ENTRIES SUPPLIED:
>> Start

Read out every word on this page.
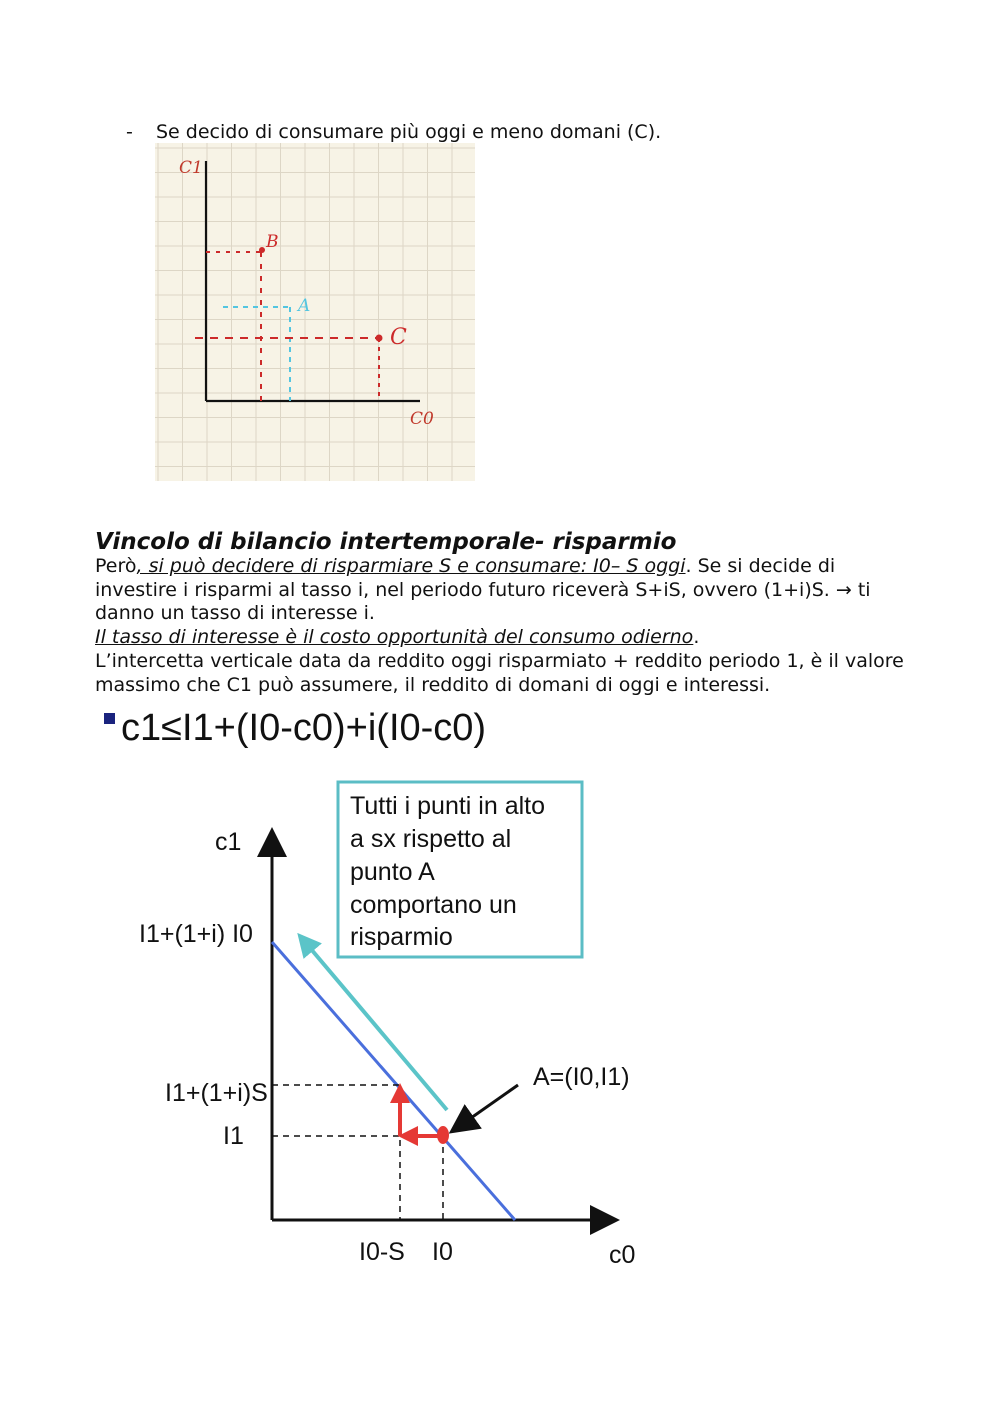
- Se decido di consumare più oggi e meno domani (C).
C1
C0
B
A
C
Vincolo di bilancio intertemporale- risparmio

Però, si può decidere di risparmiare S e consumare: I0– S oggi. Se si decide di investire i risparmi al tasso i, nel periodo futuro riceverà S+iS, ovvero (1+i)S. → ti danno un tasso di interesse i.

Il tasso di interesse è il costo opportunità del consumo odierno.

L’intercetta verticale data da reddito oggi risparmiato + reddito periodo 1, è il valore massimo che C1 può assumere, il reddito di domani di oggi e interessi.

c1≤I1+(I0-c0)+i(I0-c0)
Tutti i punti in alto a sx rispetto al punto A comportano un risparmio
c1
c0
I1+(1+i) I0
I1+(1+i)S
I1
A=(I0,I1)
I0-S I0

>> End

EXERCISE REQUIREMENTS:
Restate each entry word for word, leaving out any pictures.

FULL RESPONSE:
Read out every word on this page.
- Se decido di consumare più oggi e meno domani (C).
C1
C0
B
A
C
Vincolo di bilancio intertemporale- risparmio

Però, si può decidere di risparmiare S e consumare: I0– S oggi. Se si decide di investire i risparmi al tasso i, nel periodo futuro riceverà S+iS, ovvero (1+i)S. → ti danno un tasso di interesse i.

Il tasso di interesse è il costo opportunità del consumo odierno.

L’intercetta verticale data da reddito oggi risparmiato + reddito periodo 1, è il valore massimo che C1 può assumere, il reddito di domani di oggi e interessi.

c1≤I1+(I0-c0)+i(I0-c0)
Tutti i punti in alto a sx rispetto al punto A comportano un risparmio
c1
c0
I1+(1+i) I0
I1+(1+i)S
I1
A=(I0,I1)
I0-S I0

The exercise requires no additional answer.